YOUR TASK:
Spot each line in the records below where the word "What" occurs, then copy it.

— begin RECORD LIST —

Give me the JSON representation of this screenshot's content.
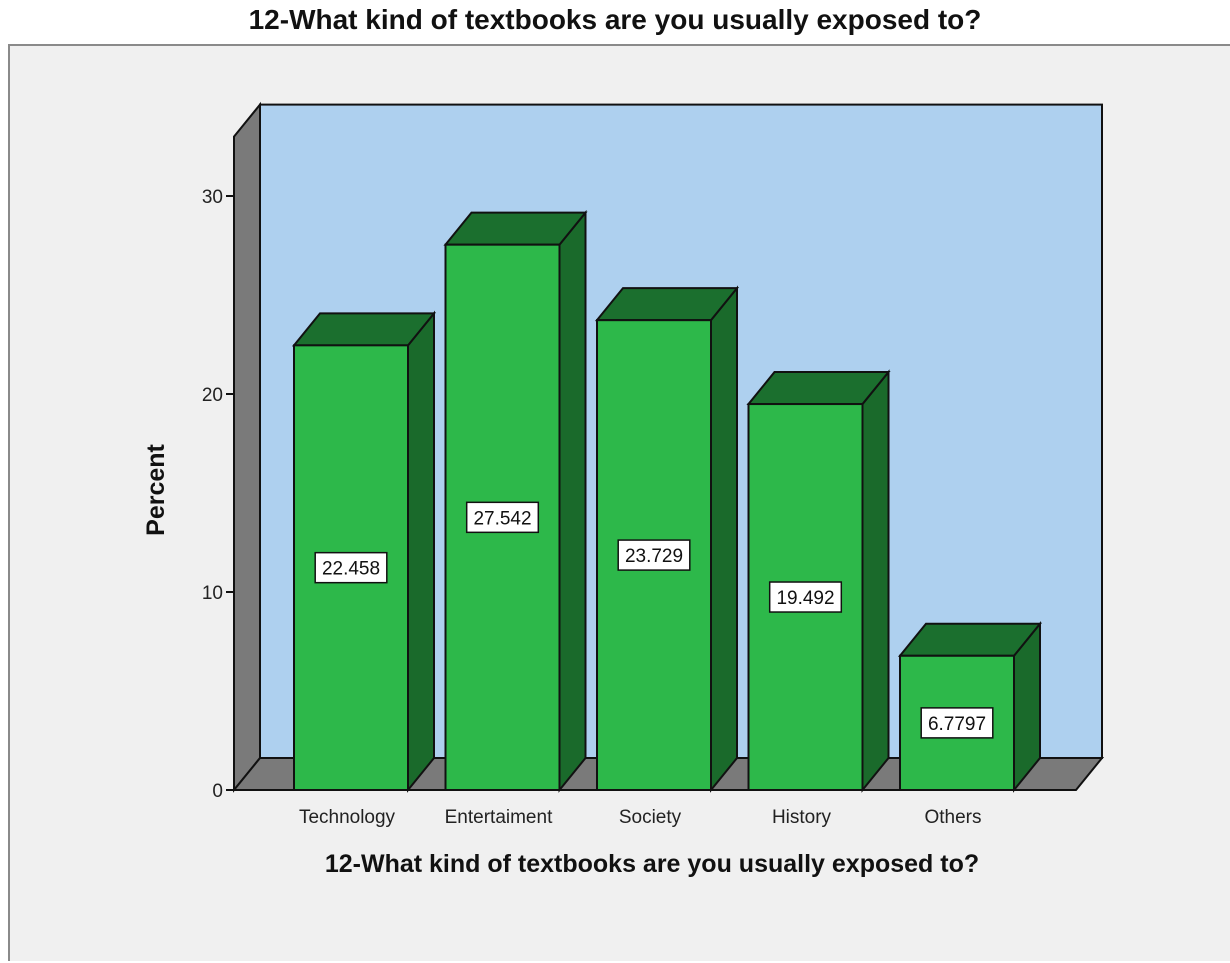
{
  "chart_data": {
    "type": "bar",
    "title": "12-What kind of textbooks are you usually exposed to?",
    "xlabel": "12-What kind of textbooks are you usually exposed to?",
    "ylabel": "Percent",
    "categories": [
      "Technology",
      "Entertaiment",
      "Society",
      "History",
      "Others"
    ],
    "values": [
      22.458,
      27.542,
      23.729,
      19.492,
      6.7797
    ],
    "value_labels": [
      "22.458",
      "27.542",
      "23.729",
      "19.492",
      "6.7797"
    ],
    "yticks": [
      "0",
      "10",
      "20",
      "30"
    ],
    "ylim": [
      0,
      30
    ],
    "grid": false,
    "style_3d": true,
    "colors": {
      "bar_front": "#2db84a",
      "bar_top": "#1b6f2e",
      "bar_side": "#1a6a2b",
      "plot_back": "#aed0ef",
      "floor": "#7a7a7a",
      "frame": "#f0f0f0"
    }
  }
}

— end RECORD LIST —
— begin RECORD LIST —

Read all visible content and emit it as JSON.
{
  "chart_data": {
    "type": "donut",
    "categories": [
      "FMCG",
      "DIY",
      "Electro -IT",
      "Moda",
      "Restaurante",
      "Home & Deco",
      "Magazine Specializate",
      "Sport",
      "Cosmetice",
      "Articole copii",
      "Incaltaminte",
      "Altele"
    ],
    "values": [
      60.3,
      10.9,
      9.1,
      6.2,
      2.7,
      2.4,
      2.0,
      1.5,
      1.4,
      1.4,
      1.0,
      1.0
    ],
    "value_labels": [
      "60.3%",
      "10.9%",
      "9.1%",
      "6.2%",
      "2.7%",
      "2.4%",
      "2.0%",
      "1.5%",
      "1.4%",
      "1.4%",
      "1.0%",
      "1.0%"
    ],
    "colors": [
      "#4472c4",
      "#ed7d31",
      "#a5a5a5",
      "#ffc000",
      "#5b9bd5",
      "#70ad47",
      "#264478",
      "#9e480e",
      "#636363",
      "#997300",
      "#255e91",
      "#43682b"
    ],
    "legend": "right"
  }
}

— end RECORD LIST —

RESPONSE TO THE TASK:
    "title": "12-What kind of textbooks are you usually exposed to?",
    "xlabel": "12-What kind of textbooks are you usually exposed to?",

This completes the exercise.